## REQUIRED WORK
Find each line containing the word "表面贴装" and report how many there are. Add nothing else.
◇ ◇ ◇ ◇ ◇ ◇ ◇
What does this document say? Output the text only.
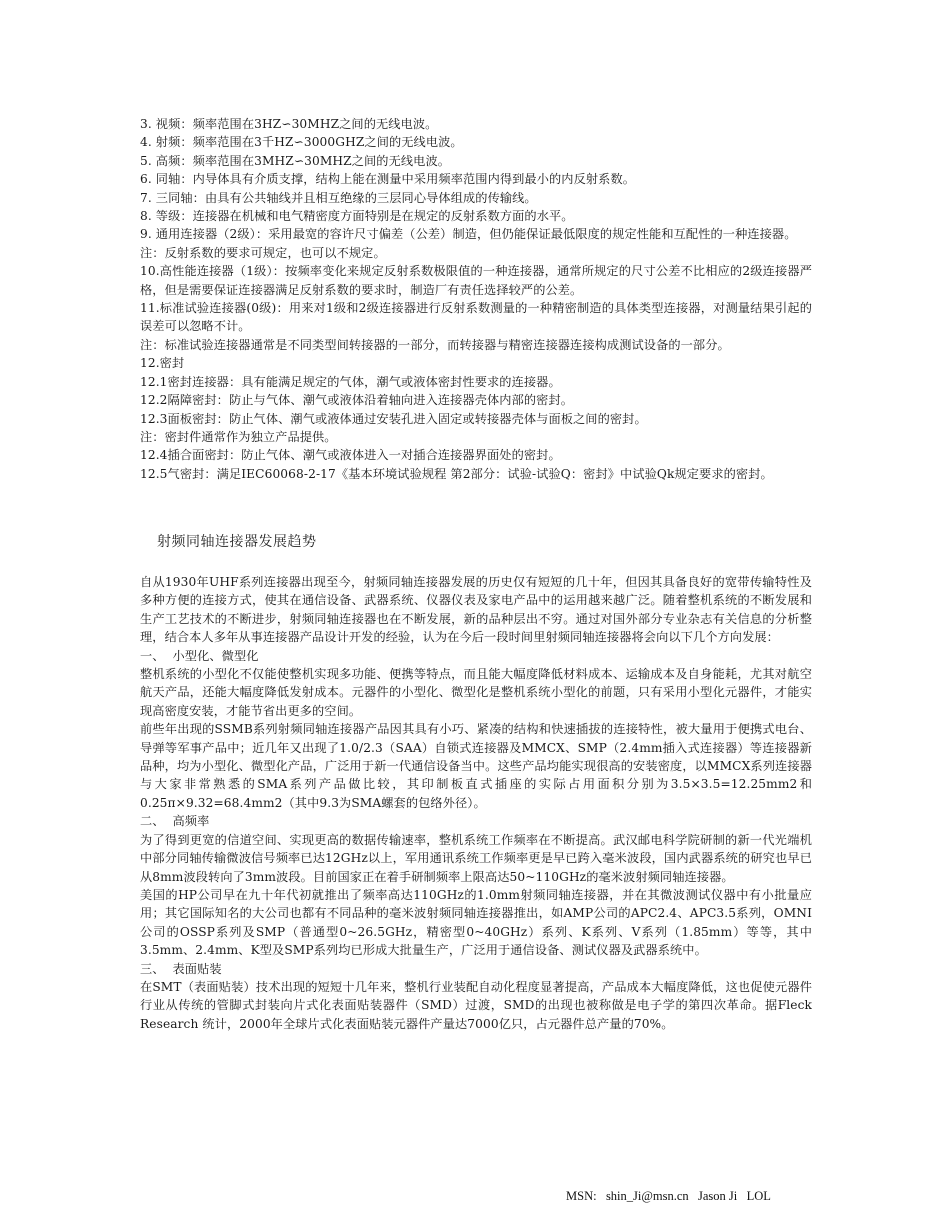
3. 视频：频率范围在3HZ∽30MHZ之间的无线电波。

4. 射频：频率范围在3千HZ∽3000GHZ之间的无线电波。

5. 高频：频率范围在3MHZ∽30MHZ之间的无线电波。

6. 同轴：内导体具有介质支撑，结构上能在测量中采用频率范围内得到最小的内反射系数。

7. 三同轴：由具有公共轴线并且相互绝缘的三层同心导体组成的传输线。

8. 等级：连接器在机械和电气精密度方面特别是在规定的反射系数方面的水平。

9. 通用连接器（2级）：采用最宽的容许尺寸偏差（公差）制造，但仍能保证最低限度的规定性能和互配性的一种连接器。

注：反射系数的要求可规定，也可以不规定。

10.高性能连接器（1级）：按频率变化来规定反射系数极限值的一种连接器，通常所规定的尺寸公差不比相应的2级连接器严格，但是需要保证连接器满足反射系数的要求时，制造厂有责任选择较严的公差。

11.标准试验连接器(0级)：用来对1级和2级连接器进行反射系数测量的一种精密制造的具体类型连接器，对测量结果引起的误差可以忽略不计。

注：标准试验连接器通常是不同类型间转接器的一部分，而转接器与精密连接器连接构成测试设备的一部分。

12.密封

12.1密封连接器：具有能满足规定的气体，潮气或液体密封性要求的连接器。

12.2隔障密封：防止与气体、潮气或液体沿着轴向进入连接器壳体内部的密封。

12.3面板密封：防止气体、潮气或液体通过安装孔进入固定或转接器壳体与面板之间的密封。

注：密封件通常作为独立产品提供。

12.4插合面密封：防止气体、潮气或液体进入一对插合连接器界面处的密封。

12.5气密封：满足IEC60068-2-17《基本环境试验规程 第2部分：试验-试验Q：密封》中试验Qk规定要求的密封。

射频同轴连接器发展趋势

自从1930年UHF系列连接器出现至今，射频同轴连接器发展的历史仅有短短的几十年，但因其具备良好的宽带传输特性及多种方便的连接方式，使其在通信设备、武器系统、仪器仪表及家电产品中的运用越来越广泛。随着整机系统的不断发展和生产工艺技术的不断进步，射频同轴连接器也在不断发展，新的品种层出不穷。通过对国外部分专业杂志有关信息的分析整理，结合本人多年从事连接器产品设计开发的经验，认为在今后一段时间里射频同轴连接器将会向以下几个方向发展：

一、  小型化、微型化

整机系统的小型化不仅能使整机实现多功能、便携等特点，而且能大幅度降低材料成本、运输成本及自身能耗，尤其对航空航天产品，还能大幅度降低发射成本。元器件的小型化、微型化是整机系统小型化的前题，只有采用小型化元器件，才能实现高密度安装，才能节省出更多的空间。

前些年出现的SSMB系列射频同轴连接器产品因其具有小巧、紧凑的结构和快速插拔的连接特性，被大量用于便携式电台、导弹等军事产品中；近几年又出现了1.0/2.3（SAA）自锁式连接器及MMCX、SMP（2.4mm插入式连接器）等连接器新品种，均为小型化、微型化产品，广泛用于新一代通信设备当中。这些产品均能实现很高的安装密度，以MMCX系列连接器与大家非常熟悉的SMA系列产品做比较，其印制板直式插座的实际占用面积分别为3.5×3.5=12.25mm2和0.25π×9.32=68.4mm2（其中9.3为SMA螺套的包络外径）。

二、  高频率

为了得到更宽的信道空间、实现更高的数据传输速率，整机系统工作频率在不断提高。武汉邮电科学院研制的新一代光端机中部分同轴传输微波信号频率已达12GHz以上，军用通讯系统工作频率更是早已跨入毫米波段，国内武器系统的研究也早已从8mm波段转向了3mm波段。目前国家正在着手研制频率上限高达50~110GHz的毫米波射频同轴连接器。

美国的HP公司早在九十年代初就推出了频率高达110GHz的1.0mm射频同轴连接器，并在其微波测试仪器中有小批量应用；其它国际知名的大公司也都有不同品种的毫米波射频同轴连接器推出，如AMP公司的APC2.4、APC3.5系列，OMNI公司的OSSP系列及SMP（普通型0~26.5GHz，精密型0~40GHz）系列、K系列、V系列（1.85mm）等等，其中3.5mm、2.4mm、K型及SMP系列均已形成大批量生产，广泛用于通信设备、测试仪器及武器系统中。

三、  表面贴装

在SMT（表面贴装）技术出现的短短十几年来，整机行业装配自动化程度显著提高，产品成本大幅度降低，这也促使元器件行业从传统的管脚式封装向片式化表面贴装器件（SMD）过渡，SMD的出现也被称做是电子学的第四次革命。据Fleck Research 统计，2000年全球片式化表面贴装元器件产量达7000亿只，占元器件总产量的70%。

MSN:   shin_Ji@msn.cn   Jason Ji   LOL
◇ ◇ ◇ ◇ ◇ ◇ ◇
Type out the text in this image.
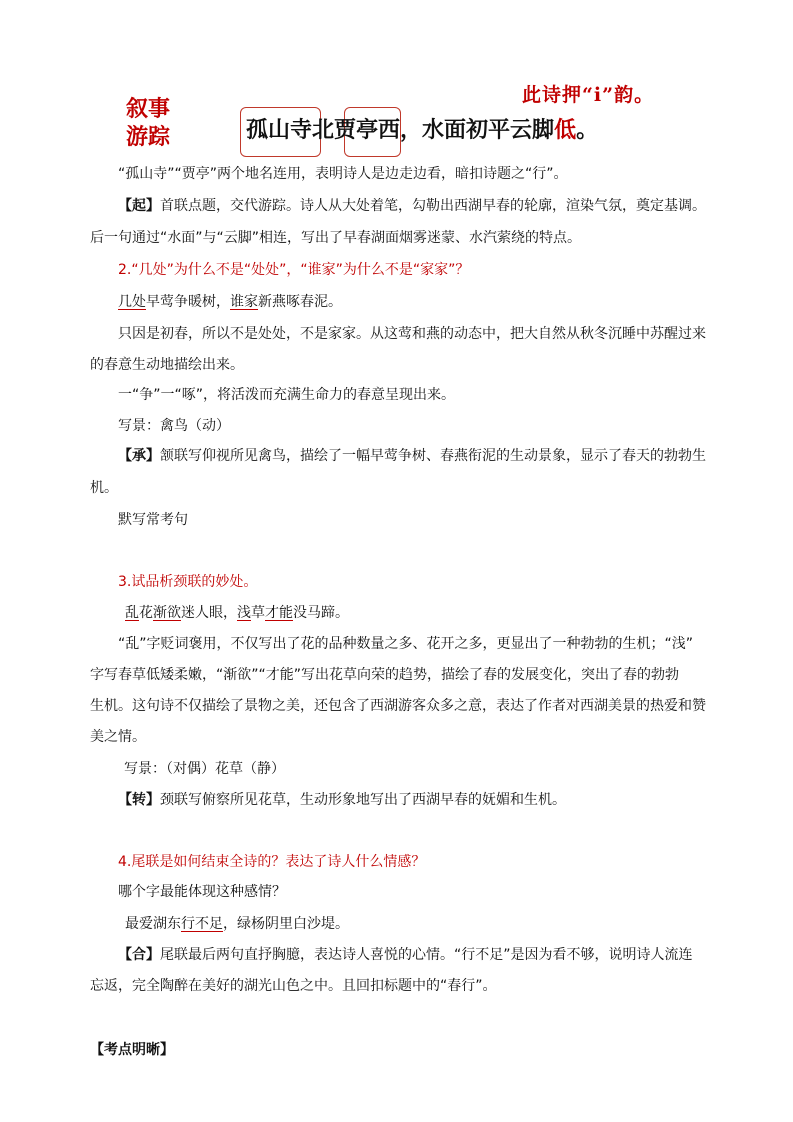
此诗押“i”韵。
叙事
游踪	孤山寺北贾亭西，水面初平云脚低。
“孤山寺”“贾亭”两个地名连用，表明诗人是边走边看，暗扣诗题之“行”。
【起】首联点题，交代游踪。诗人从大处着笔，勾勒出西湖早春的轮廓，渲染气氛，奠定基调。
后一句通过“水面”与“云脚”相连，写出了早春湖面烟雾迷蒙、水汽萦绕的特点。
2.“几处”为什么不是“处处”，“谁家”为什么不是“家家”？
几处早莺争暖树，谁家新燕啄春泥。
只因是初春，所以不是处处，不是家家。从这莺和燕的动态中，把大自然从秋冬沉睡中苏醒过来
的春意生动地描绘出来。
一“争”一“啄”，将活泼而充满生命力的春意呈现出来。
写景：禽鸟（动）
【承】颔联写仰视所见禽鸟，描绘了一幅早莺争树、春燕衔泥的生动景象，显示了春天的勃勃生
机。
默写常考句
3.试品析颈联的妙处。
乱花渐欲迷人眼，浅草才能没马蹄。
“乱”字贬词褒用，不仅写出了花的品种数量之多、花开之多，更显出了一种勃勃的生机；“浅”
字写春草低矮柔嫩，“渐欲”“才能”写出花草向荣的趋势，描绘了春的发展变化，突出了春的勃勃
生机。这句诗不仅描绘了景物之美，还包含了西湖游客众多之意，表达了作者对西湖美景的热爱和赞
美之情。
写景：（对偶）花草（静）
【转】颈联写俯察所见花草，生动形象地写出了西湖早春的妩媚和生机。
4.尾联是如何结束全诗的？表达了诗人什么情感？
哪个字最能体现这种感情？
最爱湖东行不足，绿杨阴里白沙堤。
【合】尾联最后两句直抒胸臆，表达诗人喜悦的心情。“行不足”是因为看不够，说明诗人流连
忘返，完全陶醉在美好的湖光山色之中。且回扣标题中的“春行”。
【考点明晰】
◇ ◇ ◇ ◇ ◇ ◇ ◇
## RESPONSE
2